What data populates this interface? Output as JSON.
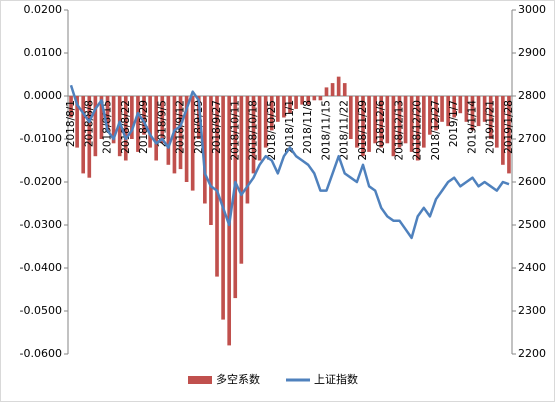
{
  "chart_data": {
    "type": "bar-line",
    "categories": [
      "2018/8/1",
      null,
      null,
      "2018/8/8",
      null,
      null,
      "2018/8/15",
      null,
      null,
      "2018/8/22",
      null,
      null,
      "2018/8/29",
      null,
      null,
      "2018/9/5",
      null,
      null,
      "2018/9/12",
      null,
      null,
      "2018/9/19",
      null,
      null,
      "2018/9/27",
      null,
      null,
      "2018/10/11",
      null,
      null,
      "2018/10/18",
      null,
      null,
      "2018/10/25",
      null,
      null,
      "2018/11/1",
      null,
      null,
      "2018/11/8",
      null,
      null,
      "2018/11/15",
      null,
      null,
      "2018/11/22",
      null,
      null,
      "2018/11/29",
      null,
      null,
      "2018/12/6",
      null,
      null,
      "2018/12/13",
      null,
      null,
      "2018/12/20",
      null,
      null,
      "2018/12/27",
      null,
      null,
      "2019/1/7",
      null,
      null,
      "2019/1/14",
      null,
      null,
      "2019/1/21",
      null,
      null,
      "2019/1/28"
    ],
    "series": [
      {
        "name": "多空系数",
        "type": "bar",
        "color": "#c0504d",
        "axis": "y",
        "values": [
          -0.005,
          -0.012,
          -0.018,
          -0.019,
          -0.014,
          -0.01,
          -0.008,
          -0.011,
          -0.014,
          -0.015,
          -0.01,
          -0.013,
          -0.009,
          -0.012,
          -0.015,
          -0.011,
          -0.016,
          -0.018,
          -0.017,
          -0.02,
          -0.022,
          -0.01,
          -0.025,
          -0.03,
          -0.042,
          -0.052,
          -0.058,
          -0.047,
          -0.039,
          -0.025,
          -0.018,
          -0.015,
          -0.012,
          -0.008,
          -0.006,
          -0.005,
          -0.004,
          -0.003,
          -0.002,
          -0.002,
          -0.001,
          -0.001,
          0.002,
          0.003,
          0.0045,
          0.003,
          -0.01,
          -0.012,
          -0.014,
          -0.013,
          -0.011,
          -0.012,
          -0.011,
          -0.014,
          -0.012,
          -0.011,
          -0.013,
          -0.015,
          -0.012,
          -0.009,
          -0.008,
          -0.006,
          -0.007,
          -0.005,
          -0.004,
          -0.006,
          -0.008,
          -0.007,
          -0.006,
          -0.01,
          -0.012,
          -0.016,
          -0.018
        ]
      },
      {
        "name": "上证指数",
        "type": "line",
        "color": "#4f81bd",
        "axis": "y2",
        "values": [
          2825,
          2780,
          2760,
          2740,
          2770,
          2790,
          2720,
          2700,
          2740,
          2700,
          2720,
          2760,
          2740,
          2710,
          2690,
          2700,
          2680,
          2720,
          2730,
          2770,
          2810,
          2790,
          2620,
          2590,
          2580,
          2540,
          2500,
          2600,
          2570,
          2590,
          2610,
          2640,
          2660,
          2650,
          2620,
          2660,
          2680,
          2660,
          2650,
          2640,
          2620,
          2580,
          2580,
          2620,
          2660,
          2620,
          2610,
          2600,
          2640,
          2590,
          2580,
          2540,
          2520,
          2510,
          2510,
          2490,
          2470,
          2520,
          2540,
          2520,
          2560,
          2580,
          2600,
          2610,
          2590,
          2600,
          2610,
          2590,
          2600,
          2590,
          2580,
          2600,
          2595
        ]
      }
    ],
    "ylim": [
      -0.06,
      0.02
    ],
    "yticks": [
      {
        "value": -0.06,
        "label": "-0.0600"
      },
      {
        "value": -0.05,
        "label": "-0.0500"
      },
      {
        "value": -0.04,
        "label": "-0.0400"
      },
      {
        "value": -0.03,
        "label": "-0.0300"
      },
      {
        "value": -0.02,
        "label": "-0.0200"
      },
      {
        "value": -0.01,
        "label": "-0.0100"
      },
      {
        "value": 0,
        "label": "0.0000"
      },
      {
        "value": 0.01,
        "label": "0.0100"
      },
      {
        "value": 0.02,
        "label": "0.0200"
      }
    ],
    "y2lim": [
      2200,
      3000
    ],
    "y2ticks": [
      2200,
      2300,
      2400,
      2500,
      2600,
      2700,
      2800,
      2900,
      3000
    ],
    "grid": false,
    "legend": "bottom"
  }
}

● **Task details**
Give back each entry exactly as it appears, with no pictures.

● **Worked answer**
What data populates this interface? Output as JSON.
{
  "chart_data": {
    "type": "bar-line",
    "categories": [
      "2018/8/1",
      null,
      null,
      "2018/8/8",
      null,
      null,
      "2018/8/15",
      null,
      null,
      "2018/8/22",
      null,
      null,
      "2018/8/29",
      null,
      null,
      "2018/9/5",
      null,
      null,
      "2018/9/12",
      null,
      null,
      "2018/9/19",
      null,
      null,
      "2018/9/27",
      null,
      null,
      "2018/10/11",
      null,
      null,
      "2018/10/18",
      null,
      null,
      "2018/10/25",
      null,
      null,
      "2018/11/1",
      null,
      null,
      "2018/11/8",
      null,
      null,
      "2018/11/15",
      null,
      null,
      "2018/11/22",
      null,
      null,
      "2018/11/29",
      null,
      null,
      "2018/12/6",
      null,
      null,
      "2018/12/13",
      null,
      null,
      "2018/12/20",
      null,
      null,
      "2018/12/27",
      null,
      null,
      "2019/1/7",
      null,
      null,
      "2019/1/14",
      null,
      null,
      "2019/1/21",
      null,
      null,
      "2019/1/28"
    ],
    "series": [
      {
        "name": "多空系数",
        "type": "bar",
        "color": "#c0504d",
        "axis": "y",
        "values": [
          -0.005,
          -0.012,
          -0.018,
          -0.019,
          -0.014,
          -0.01,
          -0.008,
          -0.011,
          -0.014,
          -0.015,
          -0.01,
          -0.013,
          -0.009,
          -0.012,
          -0.015,
          -0.011,
          -0.016,
          -0.018,
          -0.017,
          -0.02,
          -0.022,
          -0.01,
          -0.025,
          -0.03,
          -0.042,
          -0.052,
          -0.058,
          -0.047,
          -0.039,
          -0.025,
          -0.018,
          -0.015,
          -0.012,
          -0.008,
          -0.006,
          -0.005,
          -0.004,
          -0.003,
          -0.002,
          -0.002,
          -0.001,
          -0.001,
          0.002,
          0.003,
          0.0045,
          0.003,
          -0.01,
          -0.012,
          -0.014,
          -0.013,
          -0.011,
          -0.012,
          -0.011,
          -0.014,
          -0.012,
          -0.011,
          -0.013,
          -0.015,
          -0.012,
          -0.009,
          -0.008,
          -0.006,
          -0.007,
          -0.005,
          -0.004,
          -0.006,
          -0.008,
          -0.007,
          -0.006,
          -0.01,
          -0.012,
          -0.016,
          -0.018
        ]
      },
      {
        "name": "上证指数",
        "type": "line",
        "color": "#4f81bd",
        "axis": "y2",
        "values": [
          2825,
          2780,
          2760,
          2740,
          2770,
          2790,
          2720,
          2700,
          2740,
          2700,
          2720,
          2760,
          2740,
          2710,
          2690,
          2700,
          2680,
          2720,
          2730,
          2770,
          2810,
          2790,
          2620,
          2590,
          2580,
          2540,
          2500,
          2600,
          2570,
          2590,
          2610,
          2640,
          2660,
          2650,
          2620,
          2660,
          2680,
          2660,
          2650,
          2640,
          2620,
          2580,
          2580,
          2620,
          2660,
          2620,
          2610,
          2600,
          2640,
          2590,
          2580,
          2540,
          2520,
          2510,
          2510,
          2490,
          2470,
          2520,
          2540,
          2520,
          2560,
          2580,
          2600,
          2610,
          2590,
          2600,
          2610,
          2590,
          2600,
          2590,
          2580,
          2600,
          2595
        ]
      }
    ],
    "ylim": [
      -0.06,
      0.02
    ],
    "yticks": [
      {
        "value": -0.06,
        "label": "-0.0600"
      },
      {
        "value": -0.05,
        "label": "-0.0500"
      },
      {
        "value": -0.04,
        "label": "-0.0400"
      },
      {
        "value": -0.03,
        "label": "-0.0300"
      },
      {
        "value": -0.02,
        "label": "-0.0200"
      },
      {
        "value": -0.01,
        "label": "-0.0100"
      },
      {
        "value": 0,
        "label": "0.0000"
      },
      {
        "value": 0.01,
        "label": "0.0100"
      },
      {
        "value": 0.02,
        "label": "0.0200"
      }
    ],
    "y2lim": [
      2200,
      3000
    ],
    "y2ticks": [
      2200,
      2300,
      2400,
      2500,
      2600,
      2700,
      2800,
      2900,
      3000
    ],
    "grid": false,
    "legend": "bottom"
  }
}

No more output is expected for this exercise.